— Start Data shown —

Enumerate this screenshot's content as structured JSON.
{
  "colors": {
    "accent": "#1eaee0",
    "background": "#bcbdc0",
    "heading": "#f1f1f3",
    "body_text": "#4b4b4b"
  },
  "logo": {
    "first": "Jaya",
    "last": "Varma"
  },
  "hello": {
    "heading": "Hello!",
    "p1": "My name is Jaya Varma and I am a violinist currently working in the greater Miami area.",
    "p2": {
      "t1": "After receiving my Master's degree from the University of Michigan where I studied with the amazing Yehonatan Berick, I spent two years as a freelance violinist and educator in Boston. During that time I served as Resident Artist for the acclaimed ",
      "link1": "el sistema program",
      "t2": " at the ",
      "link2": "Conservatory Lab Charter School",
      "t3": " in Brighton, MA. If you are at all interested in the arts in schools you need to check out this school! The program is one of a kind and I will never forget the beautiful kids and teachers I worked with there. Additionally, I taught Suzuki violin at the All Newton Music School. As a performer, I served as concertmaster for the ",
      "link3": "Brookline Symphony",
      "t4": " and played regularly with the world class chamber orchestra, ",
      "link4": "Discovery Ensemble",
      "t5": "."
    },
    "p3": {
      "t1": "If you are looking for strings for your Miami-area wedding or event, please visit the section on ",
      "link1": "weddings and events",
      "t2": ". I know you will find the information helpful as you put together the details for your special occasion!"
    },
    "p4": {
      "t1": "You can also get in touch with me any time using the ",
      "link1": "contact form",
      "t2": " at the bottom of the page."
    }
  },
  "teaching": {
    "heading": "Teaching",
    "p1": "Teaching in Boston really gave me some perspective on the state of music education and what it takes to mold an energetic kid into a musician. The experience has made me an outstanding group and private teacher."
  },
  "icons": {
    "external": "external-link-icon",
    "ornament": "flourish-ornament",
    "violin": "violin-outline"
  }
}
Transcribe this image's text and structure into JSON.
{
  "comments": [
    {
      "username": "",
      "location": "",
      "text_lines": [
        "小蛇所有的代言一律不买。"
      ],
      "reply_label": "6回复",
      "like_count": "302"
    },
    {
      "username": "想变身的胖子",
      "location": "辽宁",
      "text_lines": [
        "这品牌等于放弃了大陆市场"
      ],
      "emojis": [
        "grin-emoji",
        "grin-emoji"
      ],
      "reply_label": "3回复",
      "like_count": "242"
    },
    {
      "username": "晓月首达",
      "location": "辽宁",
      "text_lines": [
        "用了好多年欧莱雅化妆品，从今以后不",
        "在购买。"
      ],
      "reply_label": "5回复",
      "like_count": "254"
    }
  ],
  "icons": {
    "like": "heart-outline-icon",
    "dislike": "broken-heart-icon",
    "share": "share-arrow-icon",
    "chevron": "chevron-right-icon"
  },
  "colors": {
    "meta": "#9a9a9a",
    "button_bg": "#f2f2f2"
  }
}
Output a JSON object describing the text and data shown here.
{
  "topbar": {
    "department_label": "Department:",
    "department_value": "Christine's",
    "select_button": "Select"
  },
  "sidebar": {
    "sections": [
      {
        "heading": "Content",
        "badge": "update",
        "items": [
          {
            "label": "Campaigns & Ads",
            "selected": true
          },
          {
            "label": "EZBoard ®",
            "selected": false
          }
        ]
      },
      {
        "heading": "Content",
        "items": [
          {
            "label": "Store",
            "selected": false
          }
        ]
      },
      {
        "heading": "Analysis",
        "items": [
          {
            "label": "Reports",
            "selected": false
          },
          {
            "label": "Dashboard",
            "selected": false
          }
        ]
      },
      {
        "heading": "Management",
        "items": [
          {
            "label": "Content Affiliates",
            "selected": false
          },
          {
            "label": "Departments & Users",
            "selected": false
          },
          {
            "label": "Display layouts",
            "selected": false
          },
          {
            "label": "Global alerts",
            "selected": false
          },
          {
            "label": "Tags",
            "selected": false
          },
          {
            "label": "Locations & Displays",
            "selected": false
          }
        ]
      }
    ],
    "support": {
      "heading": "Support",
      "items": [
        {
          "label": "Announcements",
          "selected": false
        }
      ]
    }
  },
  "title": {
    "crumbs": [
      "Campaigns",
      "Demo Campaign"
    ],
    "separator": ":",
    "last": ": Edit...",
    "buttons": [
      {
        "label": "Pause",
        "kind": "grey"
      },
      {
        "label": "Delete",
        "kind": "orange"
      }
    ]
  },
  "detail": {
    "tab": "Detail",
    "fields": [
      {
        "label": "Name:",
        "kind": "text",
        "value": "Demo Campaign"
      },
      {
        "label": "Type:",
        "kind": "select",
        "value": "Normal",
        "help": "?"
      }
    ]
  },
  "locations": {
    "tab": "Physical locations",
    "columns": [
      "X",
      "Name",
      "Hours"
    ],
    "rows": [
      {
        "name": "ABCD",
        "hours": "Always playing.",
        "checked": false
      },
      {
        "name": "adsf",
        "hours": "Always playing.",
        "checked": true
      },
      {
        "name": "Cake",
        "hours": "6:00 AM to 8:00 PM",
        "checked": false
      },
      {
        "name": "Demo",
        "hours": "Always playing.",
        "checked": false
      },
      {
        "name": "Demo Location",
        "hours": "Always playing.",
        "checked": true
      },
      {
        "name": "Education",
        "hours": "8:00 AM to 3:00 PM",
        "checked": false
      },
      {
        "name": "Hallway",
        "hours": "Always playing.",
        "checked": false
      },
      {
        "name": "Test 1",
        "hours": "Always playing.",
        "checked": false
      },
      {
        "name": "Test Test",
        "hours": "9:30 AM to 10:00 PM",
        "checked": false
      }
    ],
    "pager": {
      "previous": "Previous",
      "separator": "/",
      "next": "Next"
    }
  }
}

— End Data shown —

Quote the whole listing above, leaving nothing out.

Reply to the task
Enumerate this screenshot's content as structured JSON.
{
  "colors": {
    "accent": "#1eaee0",
    "background": "#bcbdc0",
    "heading": "#f1f1f3",
    "body_text": "#4b4b4b"
  },
  "logo": {
    "first": "Jaya",
    "last": "Varma"
  },
  "hello": {
    "heading": "Hello!",
    "p1": "My name is Jaya Varma and I am a violinist currently working in the greater Miami area.",
    "p2": {
      "t1": "After receiving my Master's degree from the University of Michigan where I studied with the amazing Yehonatan Berick, I spent two years as a freelance violinist and educator in Boston. During that time I served as Resident Artist for the acclaimed ",
      "link1": "el sistema program",
      "t2": " at the ",
      "link2": "Conservatory Lab Charter School",
      "t3": " in Brighton, MA. If you are at all interested in the arts in schools you need to check out this school! The program is one of a kind and I will never forget the beautiful kids and teachers I worked with there. Additionally, I taught Suzuki violin at the All Newton Music School. As a performer, I served as concertmaster for the ",
      "link3": "Brookline Symphony",
      "t4": " and played regularly with the world class chamber orchestra, ",
      "link4": "Discovery Ensemble",
      "t5": "."
    },
    "p3": {
      "t1": "If you are looking for strings for your Miami-area wedding or event, please visit the section on ",
      "link1": "weddings and events",
      "t2": ". I know you will find the information helpful as you put together the details for your special occasion!"
    },
    "p4": {
      "t1": "You can also get in touch with me any time using the ",
      "link1": "contact form",
      "t2": " at the bottom of the page."
    }
  },
  "teaching": {
    "heading": "Teaching",
    "p1": "Teaching in Boston really gave me some perspective on the state of music education and what it takes to mold an energetic kid into a musician. The experience has made me an outstanding group and private teacher."
  },
  "icons": {
    "external": "external-link-icon",
    "ornament": "flourish-ornament",
    "violin": "violin-outline"
  }
}
Transcribe this image's text and structure into JSON.
{
  "comments": [
    {
      "username": "",
      "location": "",
      "text_lines": [
        "小蛇所有的代言一律不买。"
      ],
      "reply_label": "6回复",
      "like_count": "302"
    },
    {
      "username": "想变身的胖子",
      "location": "辽宁",
      "text_lines": [
        "这品牌等于放弃了大陆市场"
      ],
      "emojis": [
        "grin-emoji",
        "grin-emoji"
      ],
      "reply_label": "3回复",
      "like_count": "242"
    },
    {
      "username": "晓月首达",
      "location": "辽宁",
      "text_lines": [
        "用了好多年欧莱雅化妆品，从今以后不",
        "在购买。"
      ],
      "reply_label": "5回复",
      "like_count": "254"
    }
  ],
  "icons": {
    "like": "heart-outline-icon",
    "dislike": "broken-heart-icon",
    "share": "share-arrow-icon",
    "chevron": "chevron-right-icon"
  },
  "colors": {
    "meta": "#9a9a9a",
    "button_bg": "#f2f2f2"
  }
}
Output a JSON object describing the text and data shown here.
{
  "topbar": {
    "department_label": "Department:",
    "department_value": "Christine's",
    "select_button": "Select"
  },
  "sidebar": {
    "sections": [
      {
        "heading": "Content",
        "badge": "update",
        "items": [
          {
            "label": "Campaigns & Ads",
            "selected": true
          },
          {
            "label": "EZBoard ®",
            "selected": false
          }
        ]
      },
      {
        "heading": "Content",
        "items": [
          {
            "label": "Store",
            "selected": false
          }
        ]
      },
      {
        "heading": "Analysis",
        "items": [
          {
            "label": "Reports",
            "selected": false
          },
          {
            "label": "Dashboard",
            "selected": false
          }
        ]
      },
      {
        "heading": "Management",
        "items": [
          {
            "label": "Content Affiliates",
            "selected": false
          },
          {
            "label": "Departments & Users",
            "selected": false
          },
          {
            "label": "Display layouts",
            "selected": false
          },
          {
            "label": "Global alerts",
            "selected": false
          },
          {
            "label": "Tags",
            "selected": false
          },
          {
            "label": "Locations & Displays",
            "selected": false
          }
        ]
      }
    ],
    "support": {
      "heading": "Support",
      "items": [
        {
          "label": "Announcements",
          "selected": false
        }
      ]
    }
  },
  "title": {
    "crumbs": [
      "Campaigns",
      "Demo Campaign"
    ],
    "separator": ":",
    "last": ": Edit...",
    "buttons": [
      {
        "label": "Pause",
        "kind": "grey"
      },
      {
        "label": "Delete",
        "kind": "orange"
      }
    ]
  },
  "detail": {
    "tab": "Detail",
    "fields": [
      {
        "label": "Name:",
        "kind": "text",
        "value": "Demo Campaign"
      },
      {
        "label": "Type:",
        "kind": "select",
        "value": "Normal",
        "help": "?"
      }
    ]
  },
  "locations": {
    "tab": "Physical locations",
    "columns": [
      "X",
      "Name",
      "Hours"
    ],
    "rows": [
      {
        "name": "ABCD",
        "hours": "Always playing.",
        "checked": false
      },
      {
        "name": "adsf",
        "hours": "Always playing.",
        "checked": true
      },
      {
        "name": "Cake",
        "hours": "6:00 AM to 8:00 PM",
        "checked": false
      },
      {
        "name": "Demo",
        "hours": "Always playing.",
        "checked": false
      },
      {
        "name": "Demo Location",
        "hours": "Always playing.",
        "checked": true
      },
      {
        "name": "Education",
        "hours": "8:00 AM to 3:00 PM",
        "checked": false
      },
      {
        "name": "Hallway",
        "hours": "Always playing.",
        "checked": false
      },
      {
        "name": "Test 1",
        "hours": "Always playing.",
        "checked": false
      },
      {
        "name": "Test Test",
        "hours": "9:30 AM to 10:00 PM",
        "checked": false
      }
    ],
    "pager": {
      "previous": "Previous",
      "separator": "/",
      "next": "Next"
    }
  }
}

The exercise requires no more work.